* _Exercise brief_:
Where does the string "thumb" appear in the records? Copy every line that contains it.

[Figure record listings]
----------------------------------------

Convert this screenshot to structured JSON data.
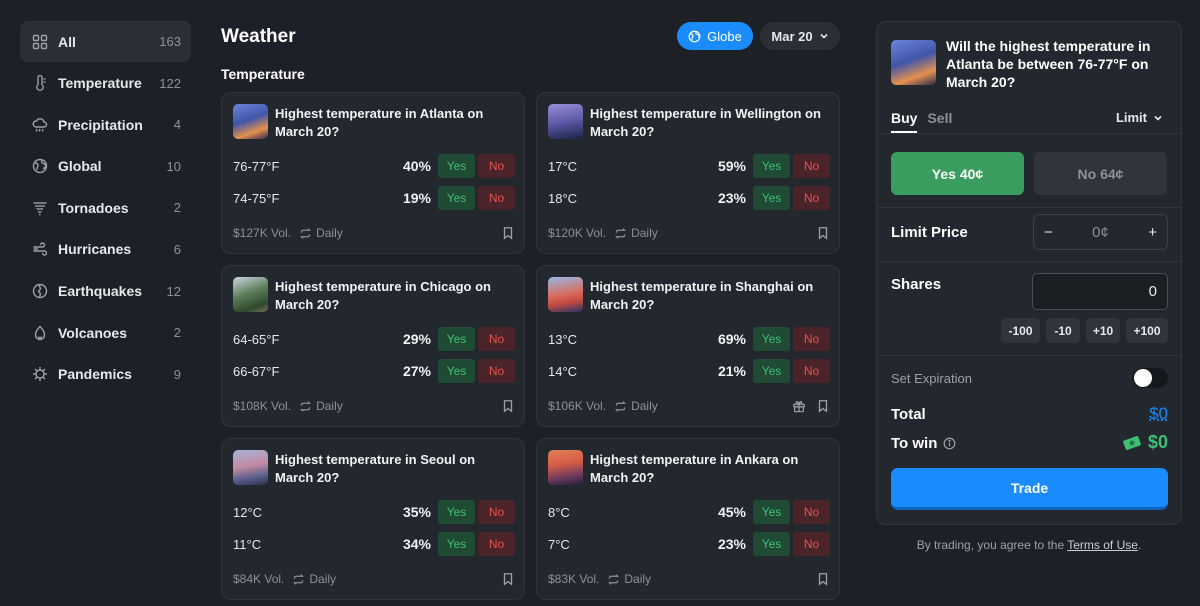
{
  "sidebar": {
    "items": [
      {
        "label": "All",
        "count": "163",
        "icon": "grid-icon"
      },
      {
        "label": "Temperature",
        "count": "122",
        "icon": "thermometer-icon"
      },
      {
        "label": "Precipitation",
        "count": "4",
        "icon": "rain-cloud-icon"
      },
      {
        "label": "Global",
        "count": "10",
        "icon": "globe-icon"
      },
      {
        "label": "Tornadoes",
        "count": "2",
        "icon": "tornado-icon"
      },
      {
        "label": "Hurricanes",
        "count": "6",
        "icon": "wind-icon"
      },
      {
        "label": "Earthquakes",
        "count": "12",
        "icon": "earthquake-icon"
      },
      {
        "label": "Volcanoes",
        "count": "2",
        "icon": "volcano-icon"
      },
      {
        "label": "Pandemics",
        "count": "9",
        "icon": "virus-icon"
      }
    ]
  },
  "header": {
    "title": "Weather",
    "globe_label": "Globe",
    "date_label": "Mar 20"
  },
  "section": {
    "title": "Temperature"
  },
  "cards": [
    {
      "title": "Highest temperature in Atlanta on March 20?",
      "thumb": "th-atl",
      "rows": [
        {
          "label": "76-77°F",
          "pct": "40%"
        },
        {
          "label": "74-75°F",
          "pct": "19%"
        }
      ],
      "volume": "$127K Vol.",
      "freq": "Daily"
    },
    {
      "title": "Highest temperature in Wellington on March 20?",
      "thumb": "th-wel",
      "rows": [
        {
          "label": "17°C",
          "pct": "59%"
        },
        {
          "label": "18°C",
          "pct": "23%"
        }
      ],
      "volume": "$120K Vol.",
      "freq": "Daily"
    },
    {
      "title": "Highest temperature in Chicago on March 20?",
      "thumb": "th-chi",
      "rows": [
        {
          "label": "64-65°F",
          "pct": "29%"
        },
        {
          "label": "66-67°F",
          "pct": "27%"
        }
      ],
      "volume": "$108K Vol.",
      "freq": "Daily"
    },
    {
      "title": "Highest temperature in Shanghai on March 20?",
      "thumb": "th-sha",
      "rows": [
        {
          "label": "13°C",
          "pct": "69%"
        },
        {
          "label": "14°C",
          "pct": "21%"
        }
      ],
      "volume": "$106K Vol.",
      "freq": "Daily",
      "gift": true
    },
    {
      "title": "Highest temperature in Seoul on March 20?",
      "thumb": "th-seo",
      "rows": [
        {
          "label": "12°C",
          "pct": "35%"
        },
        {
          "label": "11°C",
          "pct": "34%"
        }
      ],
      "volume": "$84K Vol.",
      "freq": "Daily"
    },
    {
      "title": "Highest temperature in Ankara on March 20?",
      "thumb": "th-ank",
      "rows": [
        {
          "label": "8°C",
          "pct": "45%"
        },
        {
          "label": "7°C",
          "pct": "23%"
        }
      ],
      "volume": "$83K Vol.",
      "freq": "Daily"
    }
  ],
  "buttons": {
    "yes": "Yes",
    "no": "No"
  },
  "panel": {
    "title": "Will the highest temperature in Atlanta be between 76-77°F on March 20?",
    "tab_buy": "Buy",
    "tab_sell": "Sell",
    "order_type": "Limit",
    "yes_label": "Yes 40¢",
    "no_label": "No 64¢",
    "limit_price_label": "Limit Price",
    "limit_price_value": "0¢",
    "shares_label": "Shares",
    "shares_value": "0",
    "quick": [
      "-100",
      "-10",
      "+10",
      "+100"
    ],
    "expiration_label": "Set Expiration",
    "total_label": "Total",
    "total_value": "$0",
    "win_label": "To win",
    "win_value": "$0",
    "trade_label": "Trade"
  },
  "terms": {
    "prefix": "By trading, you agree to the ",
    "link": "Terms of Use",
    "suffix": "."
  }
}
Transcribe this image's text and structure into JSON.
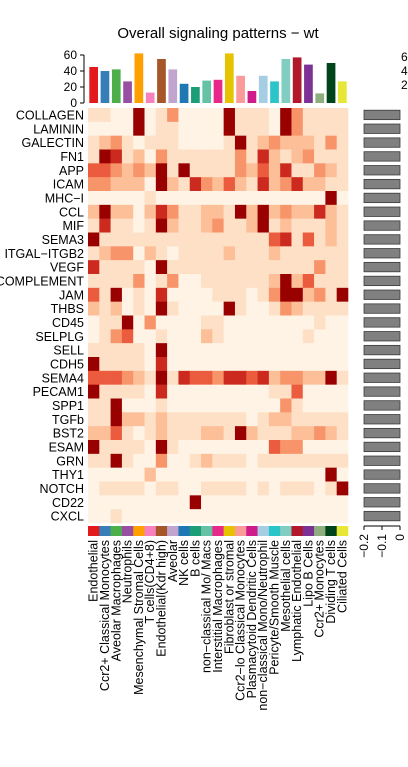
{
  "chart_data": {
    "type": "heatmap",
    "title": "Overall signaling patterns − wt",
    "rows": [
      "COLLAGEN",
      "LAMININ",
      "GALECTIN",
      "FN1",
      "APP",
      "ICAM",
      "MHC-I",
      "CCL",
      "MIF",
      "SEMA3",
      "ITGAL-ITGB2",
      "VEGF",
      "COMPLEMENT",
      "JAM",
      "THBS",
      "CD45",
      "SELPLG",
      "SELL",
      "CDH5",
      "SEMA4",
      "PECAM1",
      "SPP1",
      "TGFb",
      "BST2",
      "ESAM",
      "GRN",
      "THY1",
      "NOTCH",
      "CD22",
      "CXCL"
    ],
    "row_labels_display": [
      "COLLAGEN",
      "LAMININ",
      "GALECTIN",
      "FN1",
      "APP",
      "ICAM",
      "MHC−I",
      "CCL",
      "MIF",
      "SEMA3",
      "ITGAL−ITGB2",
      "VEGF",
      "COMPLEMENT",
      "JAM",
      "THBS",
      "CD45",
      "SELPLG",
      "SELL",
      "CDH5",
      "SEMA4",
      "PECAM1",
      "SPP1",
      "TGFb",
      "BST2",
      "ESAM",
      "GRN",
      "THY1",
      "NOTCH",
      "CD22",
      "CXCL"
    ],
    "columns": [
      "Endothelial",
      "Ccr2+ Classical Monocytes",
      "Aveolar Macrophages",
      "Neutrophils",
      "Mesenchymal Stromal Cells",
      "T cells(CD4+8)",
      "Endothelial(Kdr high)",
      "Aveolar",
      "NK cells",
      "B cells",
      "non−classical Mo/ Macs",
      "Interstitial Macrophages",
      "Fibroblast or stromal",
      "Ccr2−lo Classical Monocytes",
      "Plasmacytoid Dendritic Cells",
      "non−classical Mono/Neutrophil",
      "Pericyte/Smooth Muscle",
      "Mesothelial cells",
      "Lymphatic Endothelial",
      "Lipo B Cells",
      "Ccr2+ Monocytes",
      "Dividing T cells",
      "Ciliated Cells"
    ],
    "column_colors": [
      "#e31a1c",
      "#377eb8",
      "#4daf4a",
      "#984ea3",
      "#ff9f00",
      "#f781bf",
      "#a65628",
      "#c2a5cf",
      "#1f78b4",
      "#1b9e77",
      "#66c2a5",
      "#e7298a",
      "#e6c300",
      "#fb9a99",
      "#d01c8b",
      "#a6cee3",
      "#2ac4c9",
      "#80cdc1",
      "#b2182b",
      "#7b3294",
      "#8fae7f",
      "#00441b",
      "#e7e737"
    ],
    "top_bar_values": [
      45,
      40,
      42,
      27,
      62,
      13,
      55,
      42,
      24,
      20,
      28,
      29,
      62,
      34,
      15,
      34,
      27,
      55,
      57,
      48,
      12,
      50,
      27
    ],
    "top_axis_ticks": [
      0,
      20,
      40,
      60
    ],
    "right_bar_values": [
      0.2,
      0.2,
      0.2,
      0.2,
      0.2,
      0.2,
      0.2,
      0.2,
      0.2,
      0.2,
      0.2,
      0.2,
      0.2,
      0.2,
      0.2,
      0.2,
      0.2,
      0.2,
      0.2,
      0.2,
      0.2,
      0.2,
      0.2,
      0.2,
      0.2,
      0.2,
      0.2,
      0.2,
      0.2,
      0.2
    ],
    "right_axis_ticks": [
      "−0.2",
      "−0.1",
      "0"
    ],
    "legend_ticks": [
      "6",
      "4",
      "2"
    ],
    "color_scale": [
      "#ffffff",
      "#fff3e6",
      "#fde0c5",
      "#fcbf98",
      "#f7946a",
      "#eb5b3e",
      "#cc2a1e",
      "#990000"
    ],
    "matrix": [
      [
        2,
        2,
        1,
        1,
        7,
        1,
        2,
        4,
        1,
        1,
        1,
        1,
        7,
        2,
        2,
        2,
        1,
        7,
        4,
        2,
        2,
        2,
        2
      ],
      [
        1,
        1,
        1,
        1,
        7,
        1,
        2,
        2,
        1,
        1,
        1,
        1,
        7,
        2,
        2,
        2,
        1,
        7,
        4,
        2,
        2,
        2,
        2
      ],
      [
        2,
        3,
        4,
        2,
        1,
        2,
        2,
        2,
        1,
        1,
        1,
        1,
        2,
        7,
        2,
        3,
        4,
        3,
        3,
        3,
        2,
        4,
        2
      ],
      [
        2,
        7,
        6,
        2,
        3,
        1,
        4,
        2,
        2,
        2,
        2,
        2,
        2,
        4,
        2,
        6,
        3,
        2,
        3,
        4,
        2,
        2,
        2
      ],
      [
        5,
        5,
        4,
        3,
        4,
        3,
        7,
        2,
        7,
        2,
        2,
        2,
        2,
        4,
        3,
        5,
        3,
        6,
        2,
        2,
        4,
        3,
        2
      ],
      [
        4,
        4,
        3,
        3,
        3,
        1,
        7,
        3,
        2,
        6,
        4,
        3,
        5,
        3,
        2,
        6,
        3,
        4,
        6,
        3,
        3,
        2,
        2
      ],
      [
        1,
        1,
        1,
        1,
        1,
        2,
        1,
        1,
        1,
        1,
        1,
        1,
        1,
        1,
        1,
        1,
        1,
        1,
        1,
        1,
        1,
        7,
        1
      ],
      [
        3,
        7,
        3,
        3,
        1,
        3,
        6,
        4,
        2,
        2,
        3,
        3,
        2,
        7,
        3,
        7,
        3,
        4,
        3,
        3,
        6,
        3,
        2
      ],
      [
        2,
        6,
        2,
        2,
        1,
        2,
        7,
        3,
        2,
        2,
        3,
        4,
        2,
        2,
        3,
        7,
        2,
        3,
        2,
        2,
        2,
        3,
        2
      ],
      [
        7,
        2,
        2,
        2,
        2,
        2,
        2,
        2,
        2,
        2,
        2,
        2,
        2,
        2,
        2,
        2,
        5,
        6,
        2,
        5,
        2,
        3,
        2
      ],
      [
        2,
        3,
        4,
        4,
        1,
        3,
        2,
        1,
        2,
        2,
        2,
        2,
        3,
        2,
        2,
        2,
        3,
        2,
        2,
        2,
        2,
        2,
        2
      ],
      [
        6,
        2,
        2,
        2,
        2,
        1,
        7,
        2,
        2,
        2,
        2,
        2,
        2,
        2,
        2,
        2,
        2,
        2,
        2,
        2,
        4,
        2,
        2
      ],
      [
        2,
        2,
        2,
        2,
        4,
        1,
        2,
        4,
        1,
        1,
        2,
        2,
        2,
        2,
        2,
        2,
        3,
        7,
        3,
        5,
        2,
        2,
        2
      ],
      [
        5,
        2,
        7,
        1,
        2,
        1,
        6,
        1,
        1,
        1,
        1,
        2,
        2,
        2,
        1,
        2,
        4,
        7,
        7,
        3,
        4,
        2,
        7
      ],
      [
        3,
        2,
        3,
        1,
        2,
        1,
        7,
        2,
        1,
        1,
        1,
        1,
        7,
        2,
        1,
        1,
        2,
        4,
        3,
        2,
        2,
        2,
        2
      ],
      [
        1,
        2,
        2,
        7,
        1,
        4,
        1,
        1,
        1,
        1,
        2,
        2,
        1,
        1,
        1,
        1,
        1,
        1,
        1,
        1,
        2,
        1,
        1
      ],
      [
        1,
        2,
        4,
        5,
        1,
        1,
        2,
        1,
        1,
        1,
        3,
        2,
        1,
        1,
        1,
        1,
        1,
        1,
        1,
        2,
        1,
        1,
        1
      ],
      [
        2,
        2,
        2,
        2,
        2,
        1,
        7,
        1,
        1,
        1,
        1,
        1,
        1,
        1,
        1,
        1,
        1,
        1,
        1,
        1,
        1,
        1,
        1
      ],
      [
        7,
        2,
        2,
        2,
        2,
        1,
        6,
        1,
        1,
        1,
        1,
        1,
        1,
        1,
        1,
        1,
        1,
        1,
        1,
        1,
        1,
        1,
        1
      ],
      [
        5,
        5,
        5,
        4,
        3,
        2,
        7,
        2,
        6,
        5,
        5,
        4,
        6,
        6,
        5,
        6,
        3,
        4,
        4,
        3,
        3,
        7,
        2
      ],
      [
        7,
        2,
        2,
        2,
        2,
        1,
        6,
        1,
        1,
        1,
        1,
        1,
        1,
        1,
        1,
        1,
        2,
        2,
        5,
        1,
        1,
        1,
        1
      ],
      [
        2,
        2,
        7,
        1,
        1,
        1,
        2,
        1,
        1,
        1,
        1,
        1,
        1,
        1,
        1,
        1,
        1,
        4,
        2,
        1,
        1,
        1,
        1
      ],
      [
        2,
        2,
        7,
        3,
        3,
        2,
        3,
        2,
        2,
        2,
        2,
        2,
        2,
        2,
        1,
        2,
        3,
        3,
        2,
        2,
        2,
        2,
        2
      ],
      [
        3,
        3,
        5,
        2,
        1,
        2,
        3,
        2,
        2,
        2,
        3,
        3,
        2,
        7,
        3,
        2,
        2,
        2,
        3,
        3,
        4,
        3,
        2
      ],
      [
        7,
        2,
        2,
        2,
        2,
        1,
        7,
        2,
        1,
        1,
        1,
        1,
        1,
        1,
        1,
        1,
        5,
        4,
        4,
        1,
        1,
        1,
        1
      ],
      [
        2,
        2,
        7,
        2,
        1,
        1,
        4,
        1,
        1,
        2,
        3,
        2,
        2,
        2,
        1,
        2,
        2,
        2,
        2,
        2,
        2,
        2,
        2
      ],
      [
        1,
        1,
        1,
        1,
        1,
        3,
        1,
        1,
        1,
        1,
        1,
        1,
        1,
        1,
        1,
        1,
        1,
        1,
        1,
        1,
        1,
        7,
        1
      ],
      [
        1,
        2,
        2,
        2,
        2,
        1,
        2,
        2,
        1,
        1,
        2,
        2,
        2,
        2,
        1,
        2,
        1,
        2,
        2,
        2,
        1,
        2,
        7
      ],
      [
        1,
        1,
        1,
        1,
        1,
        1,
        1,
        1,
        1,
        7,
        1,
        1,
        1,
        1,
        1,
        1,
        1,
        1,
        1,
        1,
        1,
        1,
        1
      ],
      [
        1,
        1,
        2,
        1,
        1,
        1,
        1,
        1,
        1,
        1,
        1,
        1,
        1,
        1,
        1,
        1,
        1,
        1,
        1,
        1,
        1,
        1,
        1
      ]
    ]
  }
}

----------------------------------------

* _Completed task_:
      "thumb": "th-atl",
      "thumb": "th-wel",
      "thumb": "th-chi",
      "thumb": "th-sha",
      "thumb": "th-seo",
      "thumb": "th-ank",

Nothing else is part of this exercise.